>> Start Dataset rows

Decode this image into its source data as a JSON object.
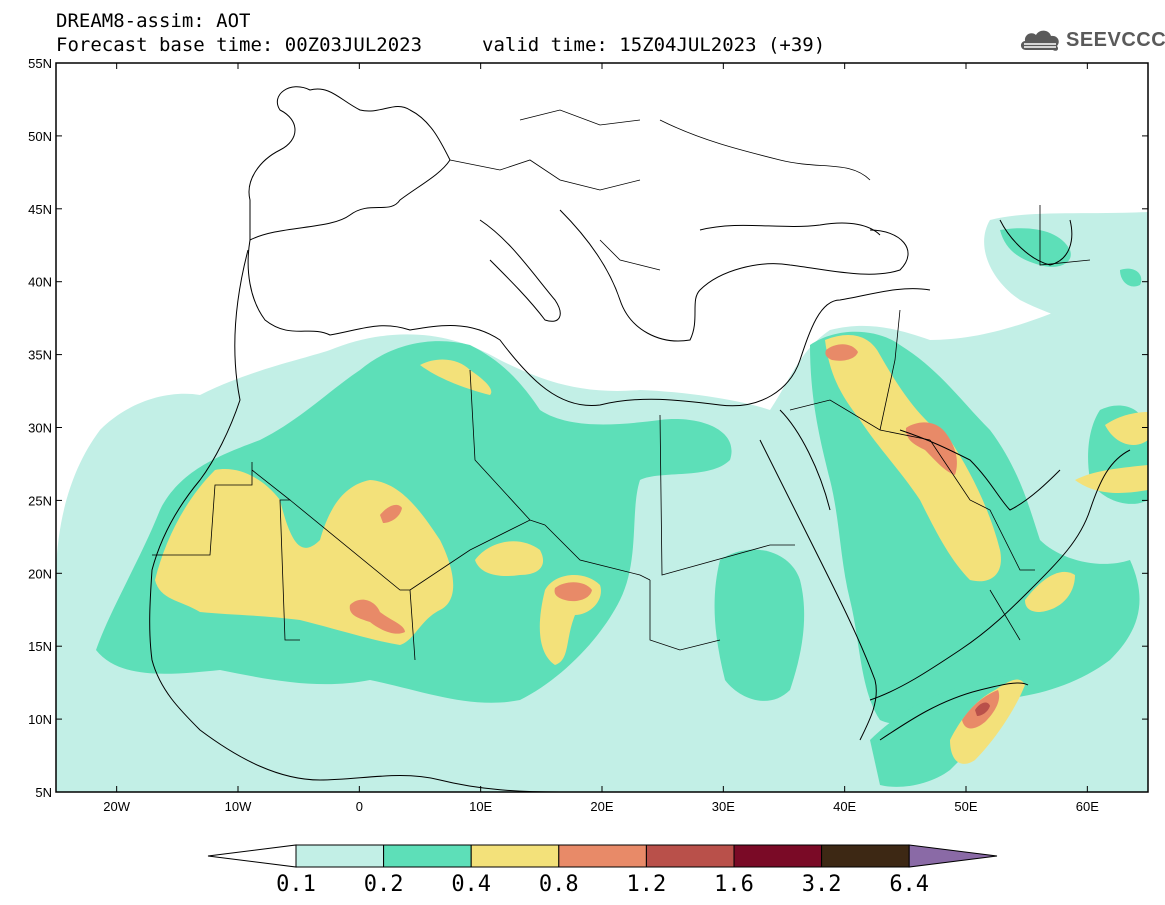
{
  "header": {
    "title_line1": "DREAM8-assim: AOT",
    "title_line2": "Forecast base time: 00Z03JUL2023",
    "valid_time": "valid time: 15Z04JUL2023 (+39)"
  },
  "logo": {
    "text": "SEEVCCC",
    "icon": "cloud-icon"
  },
  "map": {
    "lon_range": [
      -25,
      65
    ],
    "lat_range": [
      5,
      55
    ],
    "lat_ticks": [
      "55N",
      "50N",
      "45N",
      "40N",
      "35N",
      "30N",
      "25N",
      "20N",
      "15N",
      "10N",
      "5N"
    ],
    "lon_ticks": [
      "20W",
      "10W",
      "0",
      "10E",
      "20E",
      "30E",
      "40E",
      "50E",
      "60E"
    ]
  },
  "colorbar": {
    "labels": [
      "0.1",
      "0.2",
      "0.4",
      "0.8",
      "1.2",
      "1.6",
      "3.2",
      "6.4"
    ],
    "colors": [
      "#ffffff",
      "#c2efe6",
      "#5ddfb8",
      "#f3e17a",
      "#e88a68",
      "#b9504a",
      "#7a0a26",
      "#3d2814",
      "#8a6aa6"
    ]
  },
  "colors": {
    "class1": "#c2efe6",
    "class2": "#5ddfb8",
    "class3": "#f3e17a",
    "class4": "#e88a68",
    "class5": "#b9504a"
  }
}
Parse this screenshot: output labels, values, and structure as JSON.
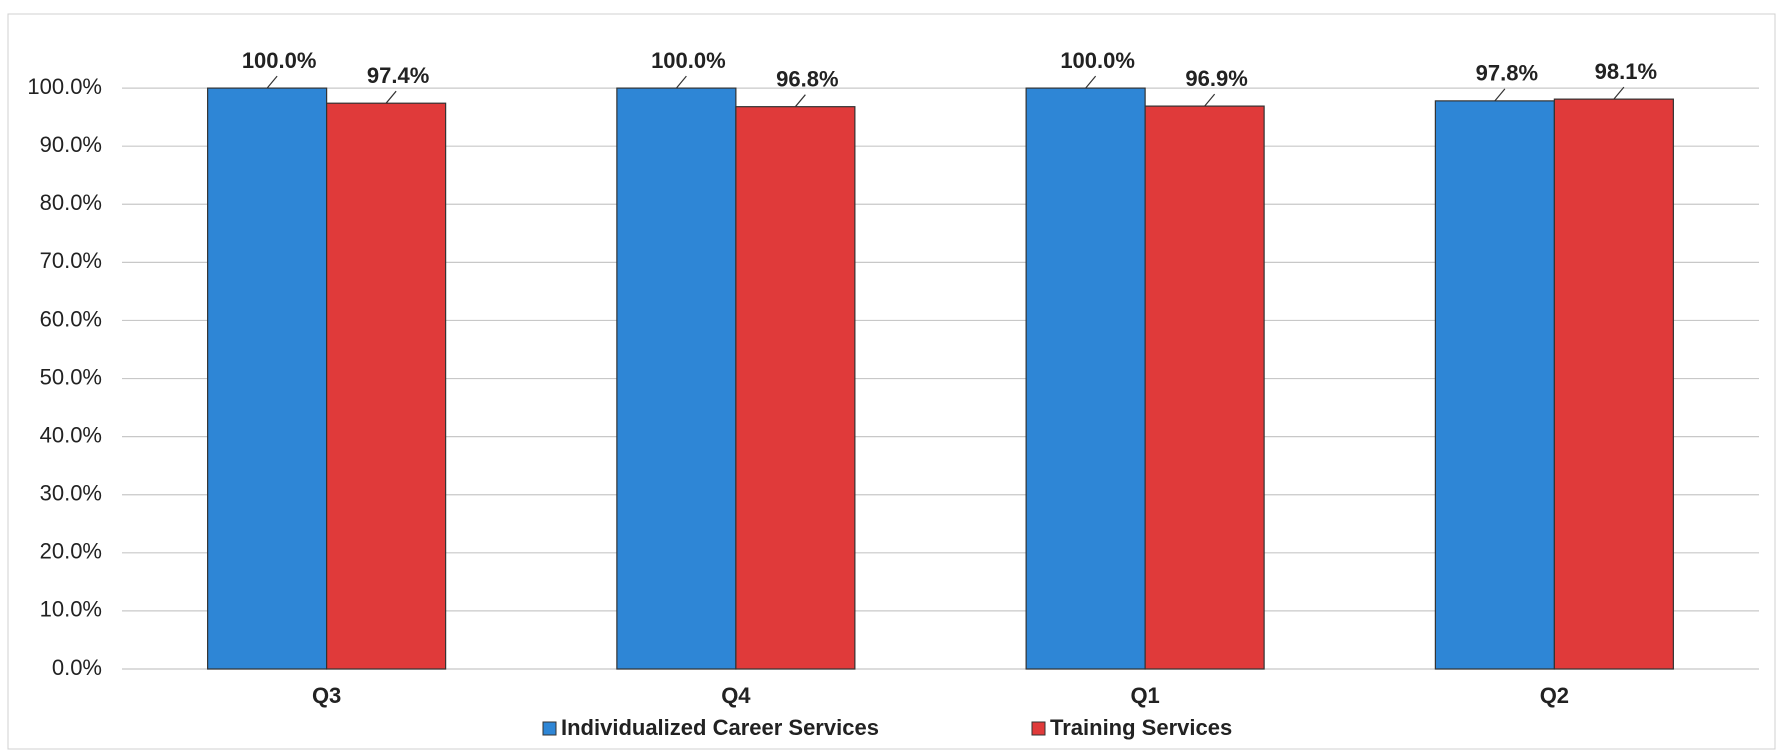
{
  "chart_data": {
    "type": "bar",
    "categories": [
      "Q3",
      "Q4",
      "Q1",
      "Q2"
    ],
    "series": [
      {
        "name": "Individualized Career Services",
        "color": "#2e86d6",
        "values": [
          100.0,
          100.0,
          100.0,
          97.8
        ],
        "value_labels": [
          "100.0%",
          "100.0%",
          "100.0%",
          "97.8%"
        ]
      },
      {
        "name": "Training Services",
        "color": "#e03a3a",
        "values": [
          97.4,
          96.8,
          96.9,
          98.1
        ],
        "value_labels": [
          "97.4%",
          "96.8%",
          "96.9%",
          "98.1%"
        ]
      }
    ],
    "ylim": [
      0,
      110
    ],
    "yticks": [
      {
        "value": 0,
        "label": "0.0%"
      },
      {
        "value": 10,
        "label": "10.0%"
      },
      {
        "value": 20,
        "label": "20.0%"
      },
      {
        "value": 30,
        "label": "30.0%"
      },
      {
        "value": 40,
        "label": "40.0%"
      },
      {
        "value": 50,
        "label": "50.0%"
      },
      {
        "value": 60,
        "label": "60.0%"
      },
      {
        "value": 70,
        "label": "70.0%"
      },
      {
        "value": 80,
        "label": "80.0%"
      },
      {
        "value": 90,
        "label": "90.0%"
      },
      {
        "value": 100,
        "label": "100.0%"
      }
    ],
    "grid": true,
    "legend": "bottom"
  }
}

>> End Dataset rows

▶ **Directive**: Repeat all the records above exactly, leaving out any pictures.

▶ **Solution to this problem**:
Decode this image into its source data as a JSON object.
{
  "header": {
    "title_line1": "DREAM8-assim: AOT",
    "title_line2": "Forecast base time: 00Z03JUL2023",
    "valid_time": "valid time: 15Z04JUL2023 (+39)"
  },
  "logo": {
    "text": "SEEVCCC",
    "icon": "cloud-icon"
  },
  "map": {
    "lon_range": [
      -25,
      65
    ],
    "lat_range": [
      5,
      55
    ],
    "lat_ticks": [
      "55N",
      "50N",
      "45N",
      "40N",
      "35N",
      "30N",
      "25N",
      "20N",
      "15N",
      "10N",
      "5N"
    ],
    "lon_ticks": [
      "20W",
      "10W",
      "0",
      "10E",
      "20E",
      "30E",
      "40E",
      "50E",
      "60E"
    ]
  },
  "colorbar": {
    "labels": [
      "0.1",
      "0.2",
      "0.4",
      "0.8",
      "1.2",
      "1.6",
      "3.2",
      "6.4"
    ],
    "colors": [
      "#ffffff",
      "#c2efe6",
      "#5ddfb8",
      "#f3e17a",
      "#e88a68",
      "#b9504a",
      "#7a0a26",
      "#3d2814",
      "#8a6aa6"
    ]
  },
  "colors": {
    "class1": "#c2efe6",
    "class2": "#5ddfb8",
    "class3": "#f3e17a",
    "class4": "#e88a68",
    "class5": "#b9504a"
  }
}
Parse this screenshot: output labels, values, and structure as JSON.
{
  "chart_data": {
    "type": "bar",
    "categories": [
      "Q3",
      "Q4",
      "Q1",
      "Q2"
    ],
    "series": [
      {
        "name": "Individualized Career Services",
        "color": "#2e86d6",
        "values": [
          100.0,
          100.0,
          100.0,
          97.8
        ],
        "value_labels": [
          "100.0%",
          "100.0%",
          "100.0%",
          "97.8%"
        ]
      },
      {
        "name": "Training Services",
        "color": "#e03a3a",
        "values": [
          97.4,
          96.8,
          96.9,
          98.1
        ],
        "value_labels": [
          "97.4%",
          "96.8%",
          "96.9%",
          "98.1%"
        ]
      }
    ],
    "ylim": [
      0,
      110
    ],
    "yticks": [
      {
        "value": 0,
        "label": "0.0%"
      },
      {
        "value": 10,
        "label": "10.0%"
      },
      {
        "value": 20,
        "label": "20.0%"
      },
      {
        "value": 30,
        "label": "30.0%"
      },
      {
        "value": 40,
        "label": "40.0%"
      },
      {
        "value": 50,
        "label": "50.0%"
      },
      {
        "value": 60,
        "label": "60.0%"
      },
      {
        "value": 70,
        "label": "70.0%"
      },
      {
        "value": 80,
        "label": "80.0%"
      },
      {
        "value": 90,
        "label": "90.0%"
      },
      {
        "value": 100,
        "label": "100.0%"
      }
    ],
    "grid": true,
    "legend": "bottom"
  }
}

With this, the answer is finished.